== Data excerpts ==

- - -

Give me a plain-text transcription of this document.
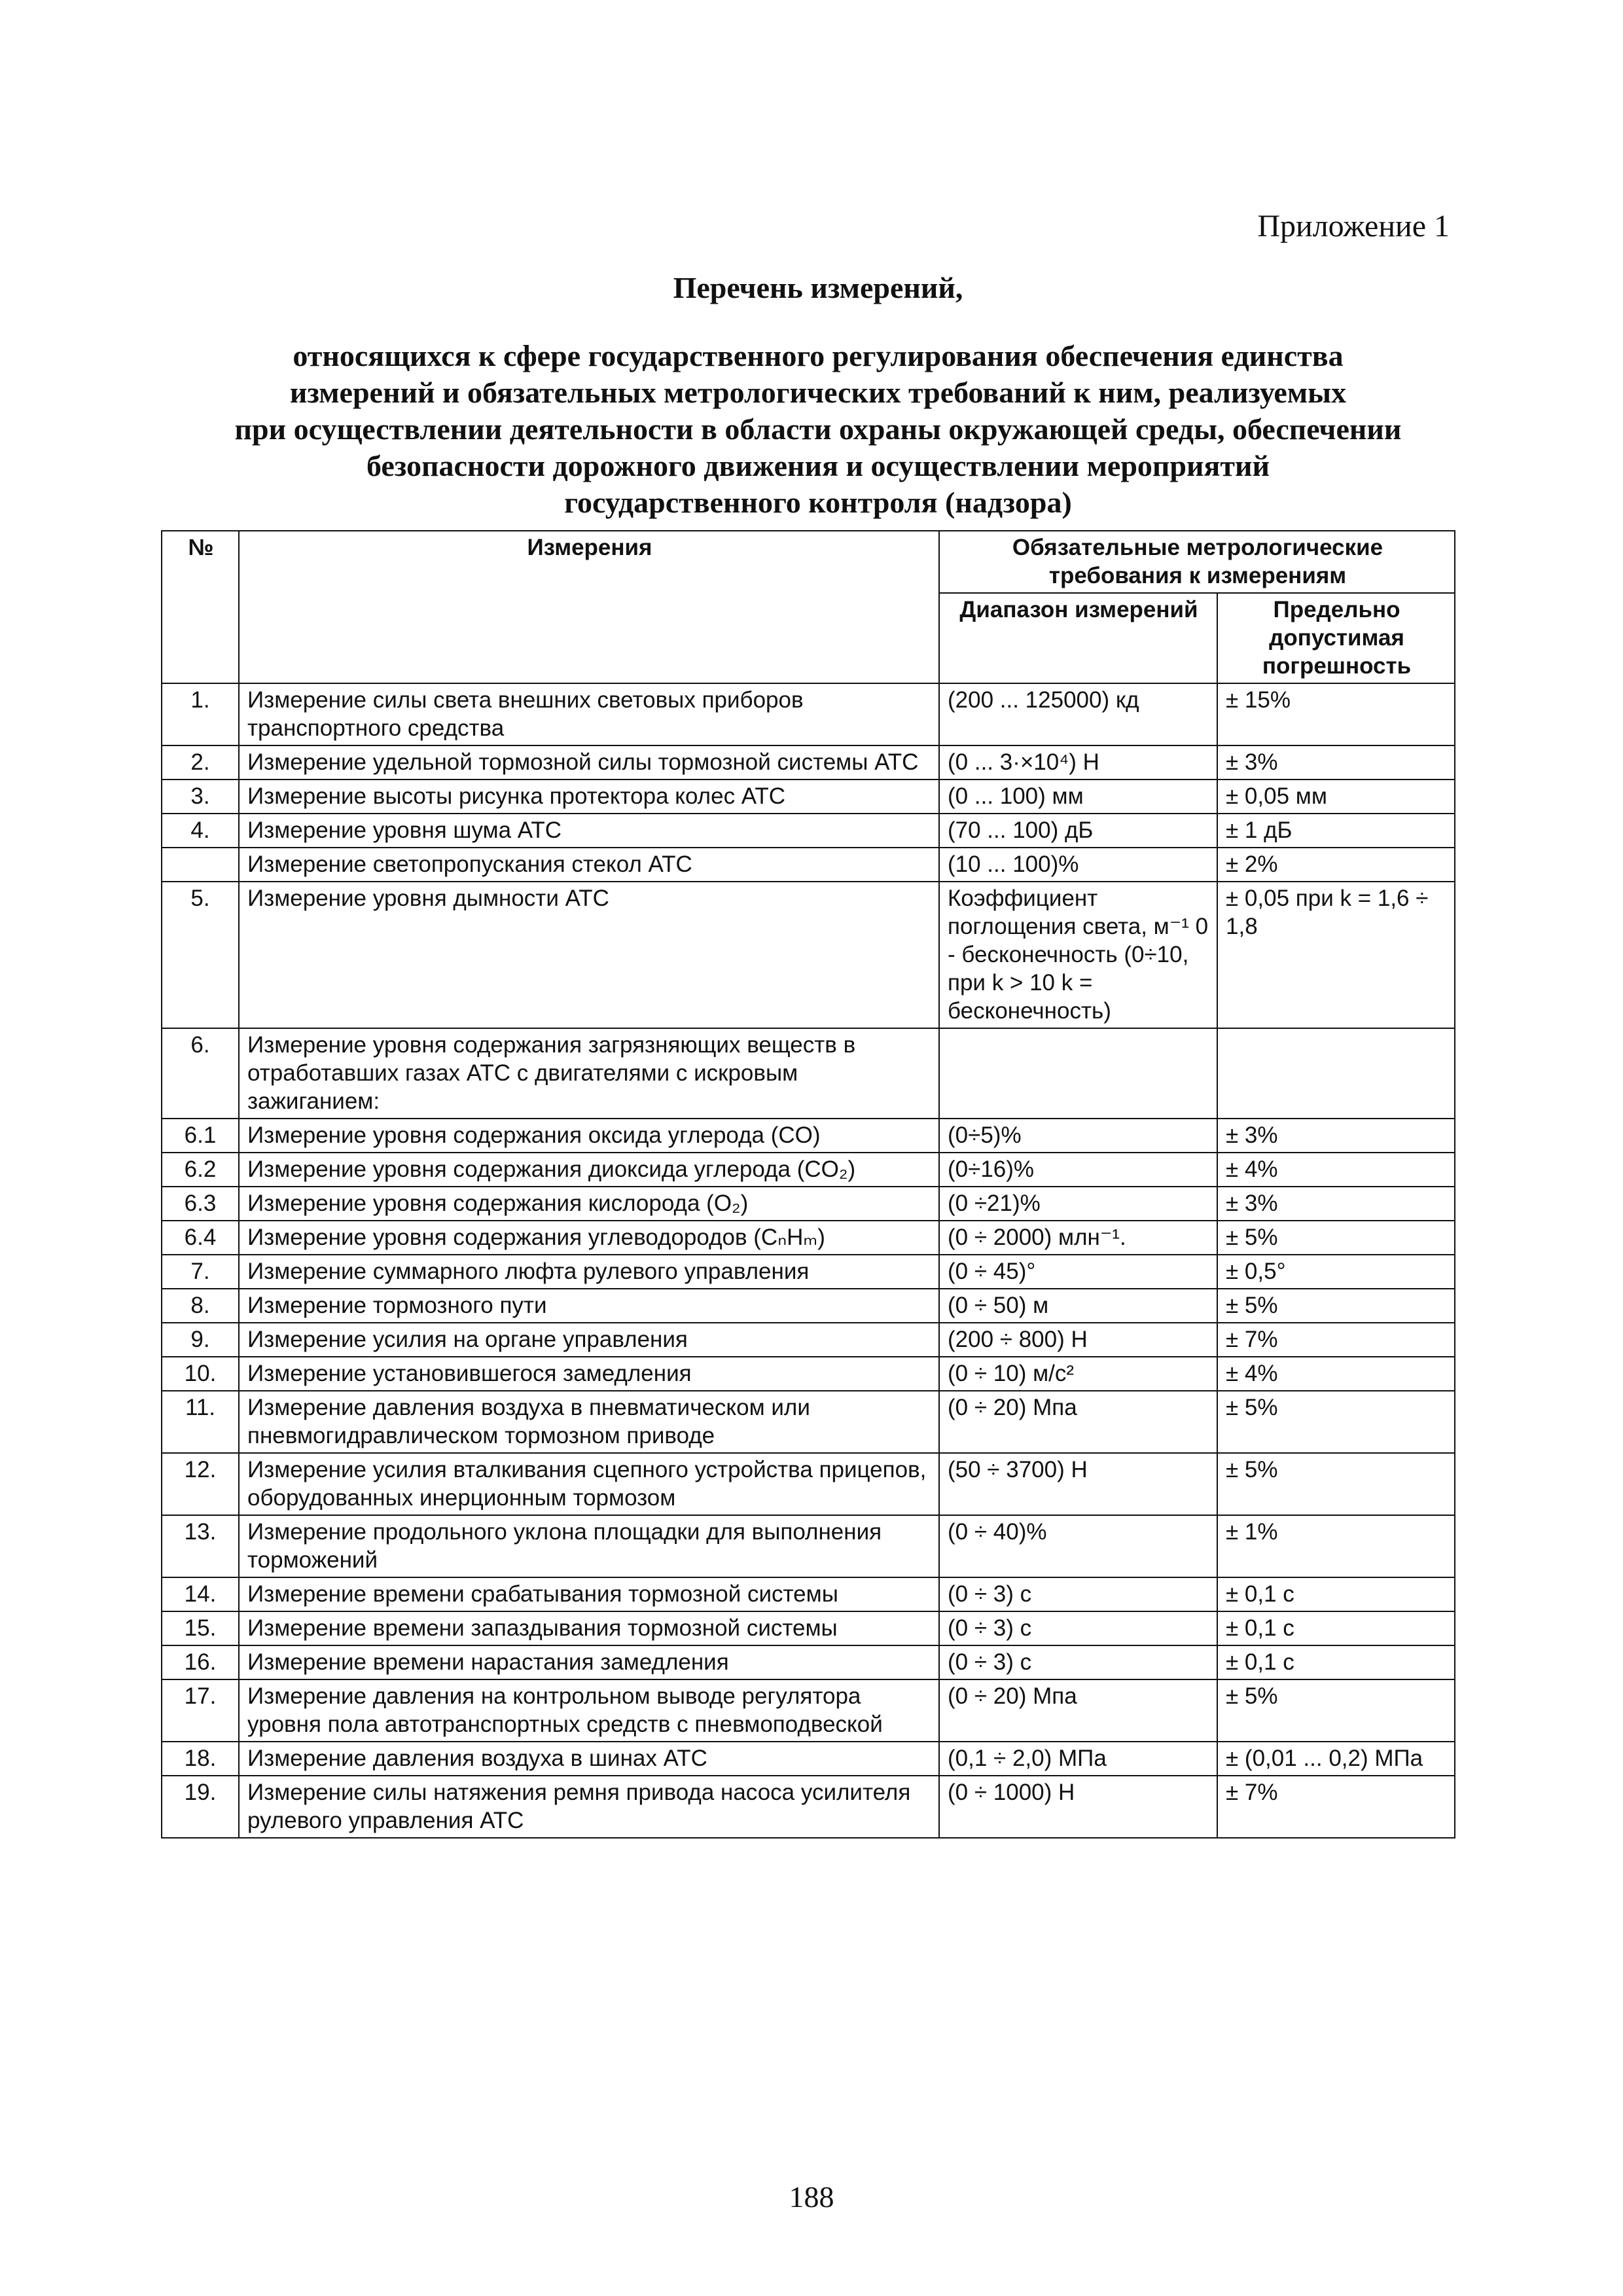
Приложение 1
Перечень измерений,
относящихся к сфере государственного регулирования обеспечения единства
измерений и обязательных метрологических требований к ним, реализуемых
при осуществлении деятельности в области охраны окружающей среды, обеспечении
безопасности дорожного движения и осуществлении мероприятий
государственного контроля (надзора)
№	Измерения	Обязательные метрологические требования к измерениям	
		Диапазон измерений	Предельно допустимая погрешность
1.	Измерение силы света внешних световых приборов транспортного средства	(200 ... 125000) кд	± 15%
2.	Измерение удельной тормозной силы тормозной системы АТС	(0 ... 3·×10⁴) Н	± 3%
3.	Измерение высоты рисунка протектора колес АТС	(0 ... 100) мм	± 0,05 мм
4.	Измерение уровня шума АТС	(70 ... 100) дБ	± 1 дБ
	Измерение светопропускания стекол АТС	(10 ... 100)%	± 2%
5.	Измерение уровня дымности АТС	Коэффициент поглощения света, м⁻¹ 0 - бесконечность (0÷10, при k > 10 k = бесконечность)	± 0,05 при k = 1,6 ÷ 1,8
6.	Измерение уровня содержания загрязняющих веществ в отработавших газах АТС с двигателями с искровым зажиганием:		
6.1	Измерение уровня содержания оксида углерода (CO)	(0÷5)%	± 3%
6.2	Измерение уровня содержания диоксида углерода (CO₂)	(0÷16)%	± 4%
6.3	Измерение уровня содержания кислорода (O₂)	(0 ÷21)%	± 3%
6.4	Измерение уровня содержания углеводородов (CₙHₘ)	(0 ÷ 2000) млн⁻¹.	± 5%
7.	Измерение суммарного люфта рулевого управления	(0 ÷ 45)°	± 0,5°
8.	Измерение тормозного пути	(0 ÷ 50) м	± 5%
9.	Измерение усилия на органе управления	(200 ÷ 800) Н	± 7%
10.	Измерение установившегося замедления	(0 ÷ 10) м/с²	± 4%
11.	Измерение давления воздуха в пневматическом или пневмогидравлическом тормозном приводе	(0 ÷ 20) Мпа	± 5%
12.	Измерение усилия вталкивания сцепного устройства прицепов, оборудованных инерционным тормозом	(50 ÷ 3700) Н	± 5%
13.	Измерение продольного уклона площадки для выполнения торможений	(0 ÷ 40)%	± 1%
14.	Измерение времени срабатывания тормозной системы	(0 ÷ 3) с	± 0,1 с
15.	Измерение времени запаздывания тормозной системы	(0 ÷ 3) с	± 0,1 с
16.	Измерение времени нарастания замедления	(0 ÷ 3) с	± 0,1 с
17.	Измерение давления на контрольном выводе регулятора уровня пола автотранспортных средств с пневмоподвеской	(0 ÷ 20) Мпа	± 5%
18.	Измерение давления воздуха в шинах АТС	(0,1 ÷ 2,0) МПа	± (0,01 ... 0,2) МПа
19.	Измерение силы натяжения ремня привода насоса усилителя рулевого управления АТС	(0 ÷ 1000) Н	± 7%
188
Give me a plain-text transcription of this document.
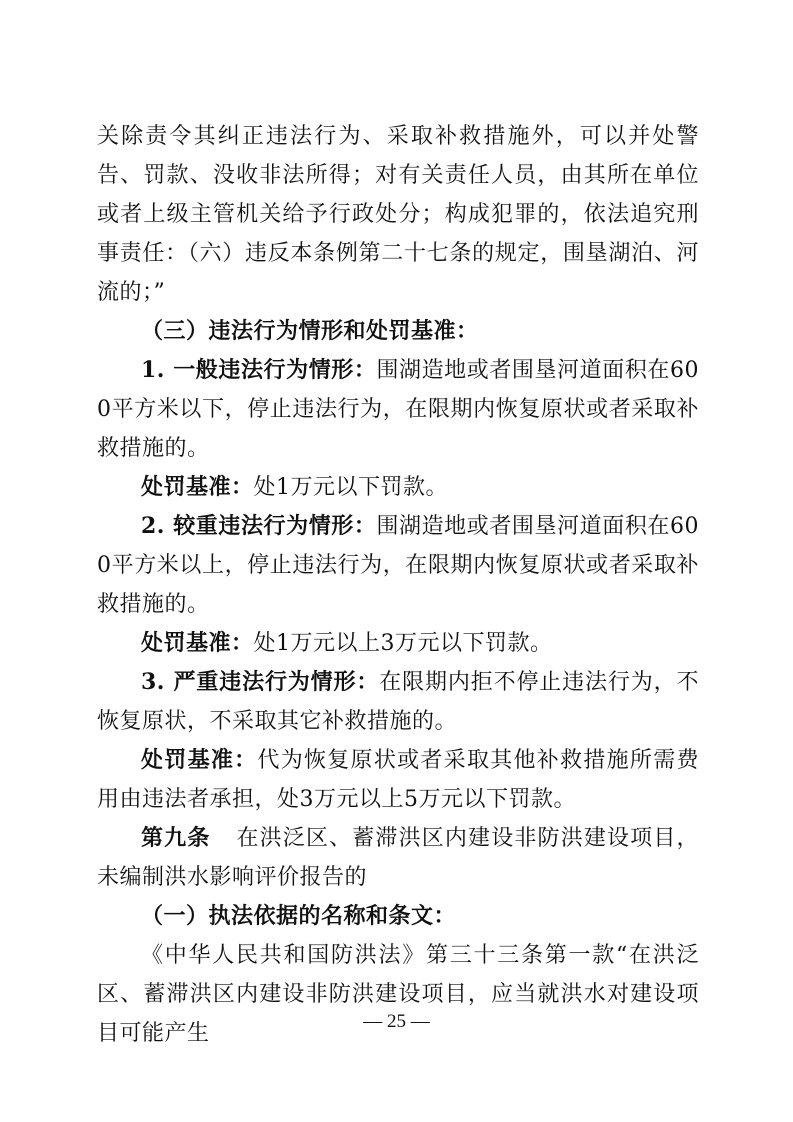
关除责令其纠正违法行为、采取补救措施外，可以并处警告、罚款、没收非法所得；对有关责任人员，由其所在单位或者上级主管机关给予行政处分；构成犯罪的，依法追究刑事责任：（六）违反本条例第二十七条的规定，围垦湖泊、河流的；”

（三）违法行为情形和处罚基准：

1. 一般违法行为情形：围湖造地或者围垦河道面积在600平方米以下，停止违法行为，在限期内恢复原状或者采取补救措施的。

处罚基准：处1万元以下罚款。

2. 较重违法行为情形：围湖造地或者围垦河道面积在600平方米以上，停止违法行为，在限期内恢复原状或者采取补救措施的。

处罚基准：处1万元以上3万元以下罚款。

3. 严重违法行为情形：在限期内拒不停止违法行为，不恢复原状，不采取其它补救措施的。

处罚基准：代为恢复原状或者采取其他补救措施所需费用由违法者承担，处3万元以上5万元以下罚款。

第九条 在洪泛区、蓄滞洪区内建设非防洪建设项目，未编制洪水影响评价报告的

（一）执法依据的名称和条文：

《中华人民共和国防洪法》第三十三条第一款“在洪泛区、蓄滞洪区内建设非防洪建设项目，应当就洪水对建设项目可能产生	— 25 —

- - -

== Requirement ==
Do not copy the pictures, but repeat every line exactly.

== Result of this task ==
Give me a plain-text transcription of this document.
Приложение 1
Перечень измерений,
относящихся к сфере государственного регулирования обеспечения единства
измерений и обязательных метрологических требований к ним, реализуемых
при осуществлении деятельности в области охраны окружающей среды, обеспечении
безопасности дорожного движения и осуществлении мероприятий
государственного контроля (надзора)
№	Измерения	Обязательные метрологические требования к измерениям	
		Диапазон измерений	Предельно допустимая погрешность
1.	Измерение силы света внешних световых приборов транспортного средства	(200 ... 125000) кд	± 15%
2.	Измерение удельной тормозной силы тормозной системы АТС	(0 ... 3·×10⁴) Н	± 3%
3.	Измерение высоты рисунка протектора колес АТС	(0 ... 100) мм	± 0,05 мм
4.	Измерение уровня шума АТС	(70 ... 100) дБ	± 1 дБ
	Измерение светопропускания стекол АТС	(10 ... 100)%	± 2%
5.	Измерение уровня дымности АТС	Коэффициент поглощения света, м⁻¹ 0 - бесконечность (0÷10, при k > 10 k = бесконечность)	± 0,05 при k = 1,6 ÷ 1,8
6.	Измерение уровня содержания загрязняющих веществ в отработавших газах АТС с двигателями с искровым зажиганием:		
6.1	Измерение уровня содержания оксида углерода (CO)	(0÷5)%	± 3%
6.2	Измерение уровня содержания диоксида углерода (CO₂)	(0÷16)%	± 4%
6.3	Измерение уровня содержания кислорода (O₂)	(0 ÷21)%	± 3%
6.4	Измерение уровня содержания углеводородов (CₙHₘ)	(0 ÷ 2000) млн⁻¹.	± 5%
7.	Измерение суммарного люфта рулевого управления	(0 ÷ 45)°	± 0,5°
8.	Измерение тормозного пути	(0 ÷ 50) м	± 5%
9.	Измерение усилия на органе управления	(200 ÷ 800) Н	± 7%
10.	Измерение установившегося замедления	(0 ÷ 10) м/с²	± 4%
11.	Измерение давления воздуха в пневматическом или пневмогидравлическом тормозном приводе	(0 ÷ 20) Мпа	± 5%
12.	Измерение усилия вталкивания сцепного устройства прицепов, оборудованных инерционным тормозом	(50 ÷ 3700) Н	± 5%
13.	Измерение продольного уклона площадки для выполнения торможений	(0 ÷ 40)%	± 1%
14.	Измерение времени срабатывания тормозной системы	(0 ÷ 3) с	± 0,1 с
15.	Измерение времени запаздывания тормозной системы	(0 ÷ 3) с	± 0,1 с
16.	Измерение времени нарастания замедления	(0 ÷ 3) с	± 0,1 с
17.	Измерение давления на контрольном выводе регулятора уровня пола автотранспортных средств с пневмоподвеской	(0 ÷ 20) Мпа	± 5%
18.	Измерение давления воздуха в шинах АТС	(0,1 ÷ 2,0) МПа	± (0,01 ... 0,2) МПа
19.	Измерение силы натяжения ремня привода насоса усилителя рулевого управления АТС	(0 ÷ 1000) Н	± 7%
188
Give me a plain-text transcription of this document.
关除责令其纠正违法行为、采取补救措施外，可以并处警告、罚款、没收非法所得；对有关责任人员，由其所在单位或者上级主管机关给予行政处分；构成犯罪的，依法追究刑事责任：（六）违反本条例第二十七条的规定，围垦湖泊、河流的；”

（三）违法行为情形和处罚基准：

1. 一般违法行为情形：围湖造地或者围垦河道面积在600平方米以下，停止违法行为，在限期内恢复原状或者采取补救措施的。

处罚基准：处1万元以下罚款。

2. 较重违法行为情形：围湖造地或者围垦河道面积在600平方米以上，停止违法行为，在限期内恢复原状或者采取补救措施的。

处罚基准：处1万元以上3万元以下罚款。

3. 严重违法行为情形：在限期内拒不停止违法行为，不恢复原状，不采取其它补救措施的。

处罚基准：代为恢复原状或者采取其他补救措施所需费用由违法者承担，处3万元以上5万元以下罚款。

第九条 在洪泛区、蓄滞洪区内建设非防洪建设项目，未编制洪水影响评价报告的

（一）执法依据的名称和条文：

《中华人民共和国防洪法》第三十三条第一款“在洪泛区、蓄滞洪区内建设非防洪建设项目，应当就洪水对建设项目可能产生	— 25 —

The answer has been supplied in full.